DIRECTION |
Work out how many lines of the records hold the string "Parkhäuser", and reply with that number alone.

DATASET RECORDS |
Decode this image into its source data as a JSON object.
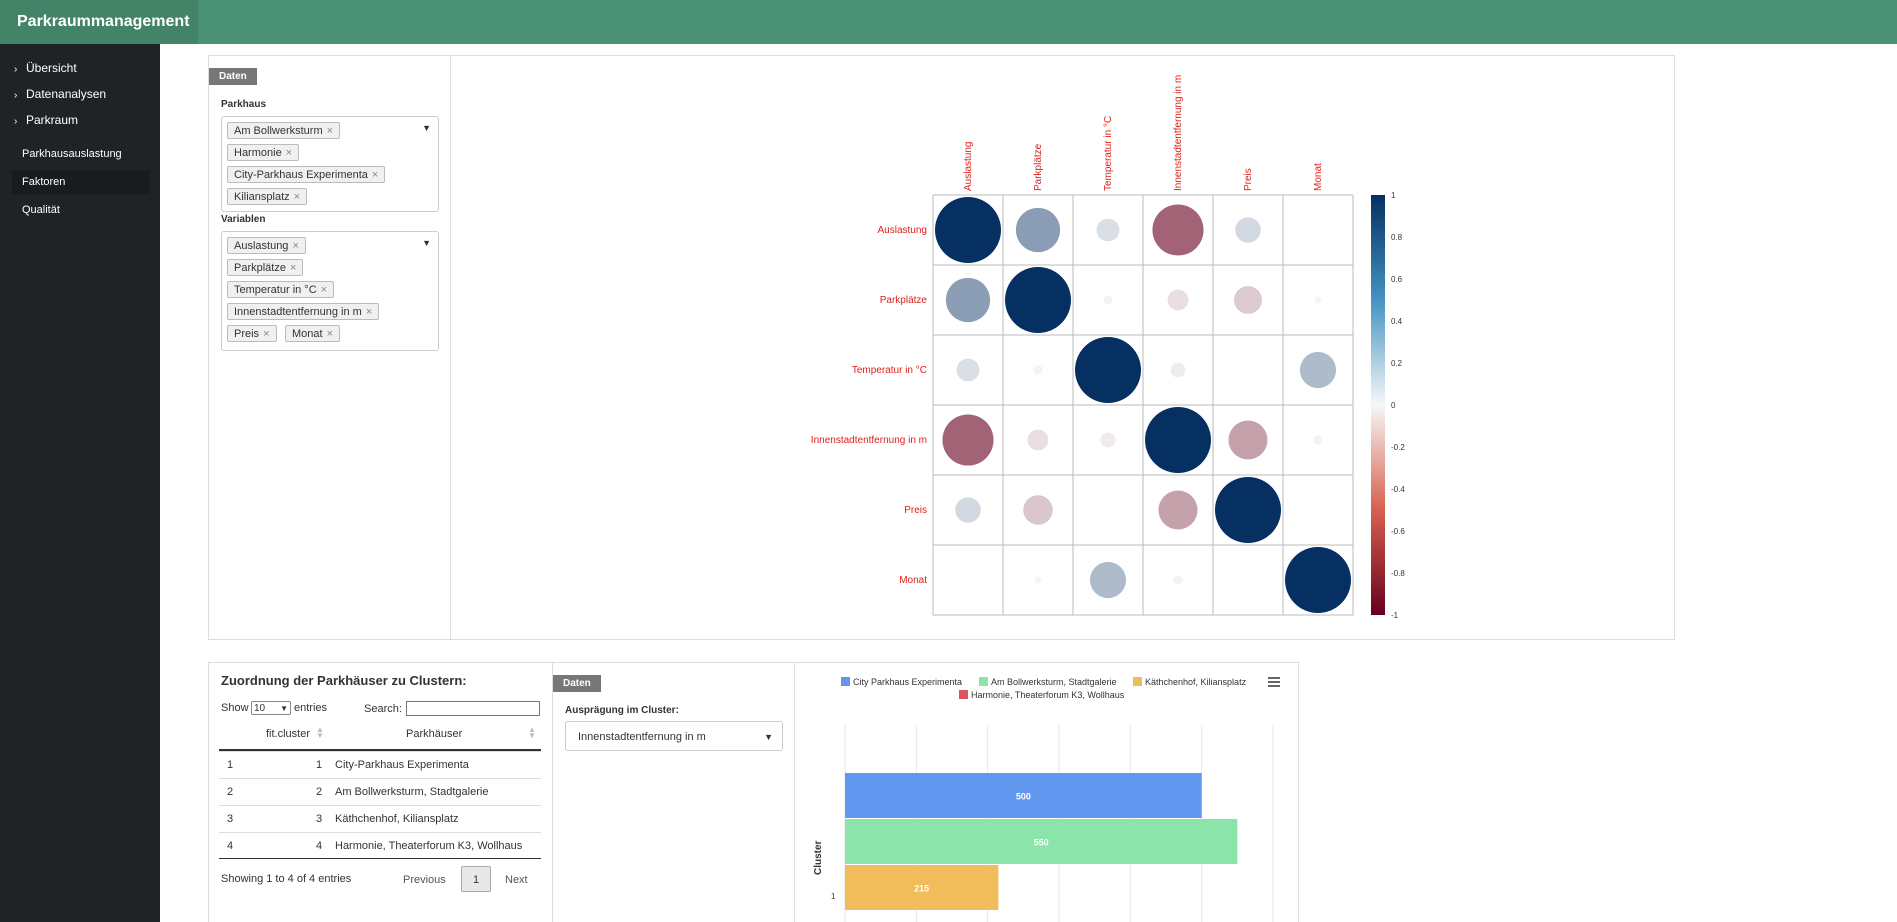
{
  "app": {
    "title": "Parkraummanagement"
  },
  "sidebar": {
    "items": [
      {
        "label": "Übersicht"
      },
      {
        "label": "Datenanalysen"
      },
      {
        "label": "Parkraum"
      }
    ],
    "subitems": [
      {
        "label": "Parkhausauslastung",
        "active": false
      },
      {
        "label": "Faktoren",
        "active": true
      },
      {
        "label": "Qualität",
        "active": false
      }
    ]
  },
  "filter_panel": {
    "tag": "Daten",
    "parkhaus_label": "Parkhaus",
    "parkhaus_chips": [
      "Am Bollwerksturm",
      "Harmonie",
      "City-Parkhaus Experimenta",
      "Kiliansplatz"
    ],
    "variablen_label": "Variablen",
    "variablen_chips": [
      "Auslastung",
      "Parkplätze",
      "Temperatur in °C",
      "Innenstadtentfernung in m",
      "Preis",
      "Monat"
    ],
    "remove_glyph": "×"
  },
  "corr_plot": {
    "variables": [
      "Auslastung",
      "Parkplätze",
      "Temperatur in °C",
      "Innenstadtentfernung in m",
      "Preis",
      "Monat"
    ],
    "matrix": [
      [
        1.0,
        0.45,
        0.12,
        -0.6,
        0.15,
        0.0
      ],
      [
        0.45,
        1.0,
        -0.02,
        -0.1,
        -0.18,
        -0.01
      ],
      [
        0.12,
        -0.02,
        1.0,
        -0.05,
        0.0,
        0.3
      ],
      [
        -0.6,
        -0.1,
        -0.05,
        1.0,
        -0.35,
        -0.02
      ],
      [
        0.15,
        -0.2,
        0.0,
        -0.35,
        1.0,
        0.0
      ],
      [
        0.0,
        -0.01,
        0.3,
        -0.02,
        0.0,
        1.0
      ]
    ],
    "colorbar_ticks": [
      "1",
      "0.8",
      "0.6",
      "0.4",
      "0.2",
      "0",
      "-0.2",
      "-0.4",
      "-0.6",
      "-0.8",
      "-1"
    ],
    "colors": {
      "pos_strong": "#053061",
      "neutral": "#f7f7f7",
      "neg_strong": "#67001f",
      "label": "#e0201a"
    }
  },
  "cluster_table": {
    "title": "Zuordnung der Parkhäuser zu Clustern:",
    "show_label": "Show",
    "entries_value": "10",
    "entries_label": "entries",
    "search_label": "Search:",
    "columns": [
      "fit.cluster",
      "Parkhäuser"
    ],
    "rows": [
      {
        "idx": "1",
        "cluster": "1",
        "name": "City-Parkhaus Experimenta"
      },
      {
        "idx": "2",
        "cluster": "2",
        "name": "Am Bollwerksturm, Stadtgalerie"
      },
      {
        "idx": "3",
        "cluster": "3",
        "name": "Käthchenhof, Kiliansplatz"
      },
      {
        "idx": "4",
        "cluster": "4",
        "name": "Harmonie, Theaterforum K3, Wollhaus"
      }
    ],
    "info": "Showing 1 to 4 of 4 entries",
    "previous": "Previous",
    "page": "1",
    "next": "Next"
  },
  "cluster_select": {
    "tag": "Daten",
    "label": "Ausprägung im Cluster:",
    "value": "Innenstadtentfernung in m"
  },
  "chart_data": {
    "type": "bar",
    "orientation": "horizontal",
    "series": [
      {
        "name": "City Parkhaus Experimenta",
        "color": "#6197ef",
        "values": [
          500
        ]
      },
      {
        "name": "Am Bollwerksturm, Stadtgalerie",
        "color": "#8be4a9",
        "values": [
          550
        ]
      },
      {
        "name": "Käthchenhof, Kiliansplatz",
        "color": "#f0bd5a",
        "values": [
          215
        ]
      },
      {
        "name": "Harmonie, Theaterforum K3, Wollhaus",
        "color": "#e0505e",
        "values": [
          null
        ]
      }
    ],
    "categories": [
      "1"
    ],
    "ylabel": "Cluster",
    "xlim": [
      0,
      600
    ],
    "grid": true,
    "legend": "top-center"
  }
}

==

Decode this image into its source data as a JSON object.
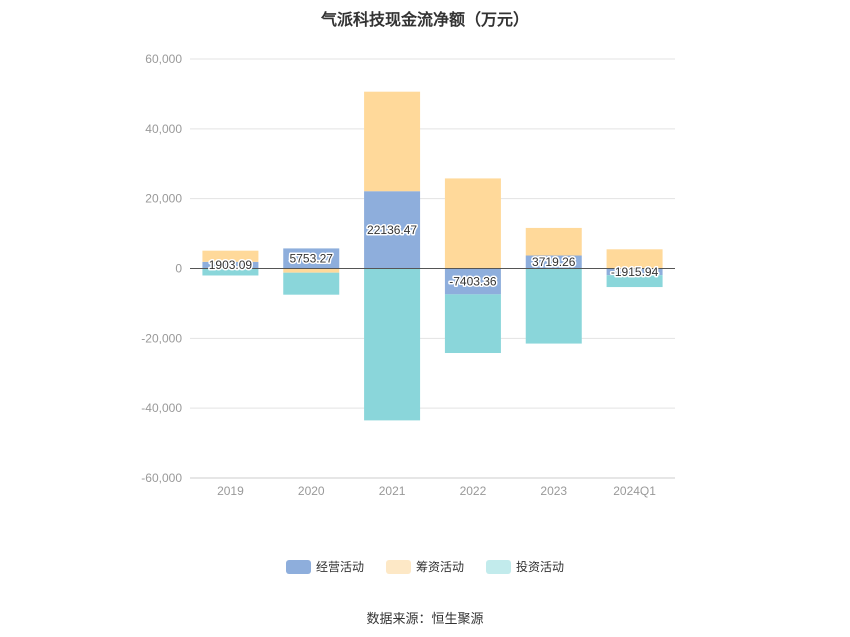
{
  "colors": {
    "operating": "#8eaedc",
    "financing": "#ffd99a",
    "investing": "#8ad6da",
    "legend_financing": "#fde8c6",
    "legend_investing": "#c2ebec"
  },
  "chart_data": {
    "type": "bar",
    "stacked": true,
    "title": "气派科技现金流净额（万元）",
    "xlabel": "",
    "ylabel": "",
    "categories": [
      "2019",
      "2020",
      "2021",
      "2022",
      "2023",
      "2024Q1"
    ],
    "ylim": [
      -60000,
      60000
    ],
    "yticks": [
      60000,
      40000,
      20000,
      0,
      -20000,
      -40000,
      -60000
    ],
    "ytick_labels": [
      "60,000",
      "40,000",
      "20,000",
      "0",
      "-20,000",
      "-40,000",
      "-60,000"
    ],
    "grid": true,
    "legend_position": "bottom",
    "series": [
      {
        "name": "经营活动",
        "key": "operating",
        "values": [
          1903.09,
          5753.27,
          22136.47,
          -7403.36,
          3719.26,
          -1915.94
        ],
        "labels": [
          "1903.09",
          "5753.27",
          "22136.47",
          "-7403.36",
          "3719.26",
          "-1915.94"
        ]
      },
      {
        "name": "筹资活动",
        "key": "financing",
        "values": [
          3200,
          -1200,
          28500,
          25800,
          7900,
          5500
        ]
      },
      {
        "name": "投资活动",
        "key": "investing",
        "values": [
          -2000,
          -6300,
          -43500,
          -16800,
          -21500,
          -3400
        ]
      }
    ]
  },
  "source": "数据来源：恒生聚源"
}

PROBLEM SOLUTION |
2